** begin **

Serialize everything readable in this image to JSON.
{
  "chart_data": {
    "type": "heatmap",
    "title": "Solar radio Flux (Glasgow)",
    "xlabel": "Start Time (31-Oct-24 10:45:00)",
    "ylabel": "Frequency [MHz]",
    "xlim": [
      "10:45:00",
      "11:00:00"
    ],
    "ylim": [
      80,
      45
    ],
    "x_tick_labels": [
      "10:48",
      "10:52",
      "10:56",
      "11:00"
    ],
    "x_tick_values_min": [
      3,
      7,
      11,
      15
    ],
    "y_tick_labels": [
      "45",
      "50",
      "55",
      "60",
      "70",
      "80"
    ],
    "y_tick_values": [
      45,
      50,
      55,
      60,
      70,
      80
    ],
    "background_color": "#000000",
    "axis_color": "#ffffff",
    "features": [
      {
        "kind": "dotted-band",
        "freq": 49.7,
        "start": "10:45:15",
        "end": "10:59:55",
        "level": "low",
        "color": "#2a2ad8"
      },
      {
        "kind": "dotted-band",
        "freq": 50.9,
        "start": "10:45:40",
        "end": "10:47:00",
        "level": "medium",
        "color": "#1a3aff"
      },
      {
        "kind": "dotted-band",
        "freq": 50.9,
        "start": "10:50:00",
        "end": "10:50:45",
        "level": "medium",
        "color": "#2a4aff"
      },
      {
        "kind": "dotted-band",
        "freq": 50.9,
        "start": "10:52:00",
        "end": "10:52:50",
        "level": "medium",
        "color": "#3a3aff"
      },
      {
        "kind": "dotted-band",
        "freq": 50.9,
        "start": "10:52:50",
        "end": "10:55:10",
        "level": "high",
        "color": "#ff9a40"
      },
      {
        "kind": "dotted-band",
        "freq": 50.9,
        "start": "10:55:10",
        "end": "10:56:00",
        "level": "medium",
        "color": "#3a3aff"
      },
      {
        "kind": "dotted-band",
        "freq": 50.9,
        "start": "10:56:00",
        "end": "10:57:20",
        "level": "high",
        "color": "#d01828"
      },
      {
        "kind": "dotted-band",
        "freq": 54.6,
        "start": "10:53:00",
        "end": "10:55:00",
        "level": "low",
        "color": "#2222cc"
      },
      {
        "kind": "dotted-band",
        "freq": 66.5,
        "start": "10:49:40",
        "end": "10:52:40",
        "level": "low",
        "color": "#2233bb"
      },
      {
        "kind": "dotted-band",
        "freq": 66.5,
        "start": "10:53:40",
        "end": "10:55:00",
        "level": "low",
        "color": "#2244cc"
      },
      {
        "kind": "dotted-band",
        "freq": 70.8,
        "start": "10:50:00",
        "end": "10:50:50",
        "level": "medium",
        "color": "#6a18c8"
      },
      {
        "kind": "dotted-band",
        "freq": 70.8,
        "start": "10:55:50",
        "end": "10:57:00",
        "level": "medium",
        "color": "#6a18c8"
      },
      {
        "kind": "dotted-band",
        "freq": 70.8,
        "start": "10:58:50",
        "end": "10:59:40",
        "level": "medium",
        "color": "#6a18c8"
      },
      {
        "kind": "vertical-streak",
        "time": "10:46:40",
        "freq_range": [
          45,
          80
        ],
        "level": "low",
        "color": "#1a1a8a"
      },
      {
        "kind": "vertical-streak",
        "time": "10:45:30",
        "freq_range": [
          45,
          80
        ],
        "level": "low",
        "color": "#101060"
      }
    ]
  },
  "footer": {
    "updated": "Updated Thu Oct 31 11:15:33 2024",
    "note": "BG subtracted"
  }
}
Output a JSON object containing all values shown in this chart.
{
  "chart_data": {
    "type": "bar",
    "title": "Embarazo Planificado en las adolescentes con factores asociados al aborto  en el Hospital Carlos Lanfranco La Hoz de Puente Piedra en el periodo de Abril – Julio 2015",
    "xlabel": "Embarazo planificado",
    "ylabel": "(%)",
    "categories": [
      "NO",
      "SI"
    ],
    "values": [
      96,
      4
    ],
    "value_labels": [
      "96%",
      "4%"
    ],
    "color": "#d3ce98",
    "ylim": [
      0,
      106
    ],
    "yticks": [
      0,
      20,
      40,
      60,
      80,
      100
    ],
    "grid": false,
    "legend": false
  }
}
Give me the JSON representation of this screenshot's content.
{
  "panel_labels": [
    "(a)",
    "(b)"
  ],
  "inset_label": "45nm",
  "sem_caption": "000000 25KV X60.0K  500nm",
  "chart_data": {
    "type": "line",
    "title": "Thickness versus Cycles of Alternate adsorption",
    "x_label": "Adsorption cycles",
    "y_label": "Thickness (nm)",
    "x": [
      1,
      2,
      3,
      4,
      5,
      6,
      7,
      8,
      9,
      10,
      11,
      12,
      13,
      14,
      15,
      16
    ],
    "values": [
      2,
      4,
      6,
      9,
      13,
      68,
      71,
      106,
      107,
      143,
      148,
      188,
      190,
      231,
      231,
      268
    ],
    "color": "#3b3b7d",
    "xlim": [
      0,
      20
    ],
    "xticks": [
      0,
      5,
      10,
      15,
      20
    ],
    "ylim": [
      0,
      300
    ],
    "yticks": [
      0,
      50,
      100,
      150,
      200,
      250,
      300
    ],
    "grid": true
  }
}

** end **

_Set problem_: Extract, from the listing above, every line where the string "Thickness" occurs.

_Reply_:
    "title": "Thickness versus Cycles of Alternate adsorption",
    "y_label": "Thickness (nm)",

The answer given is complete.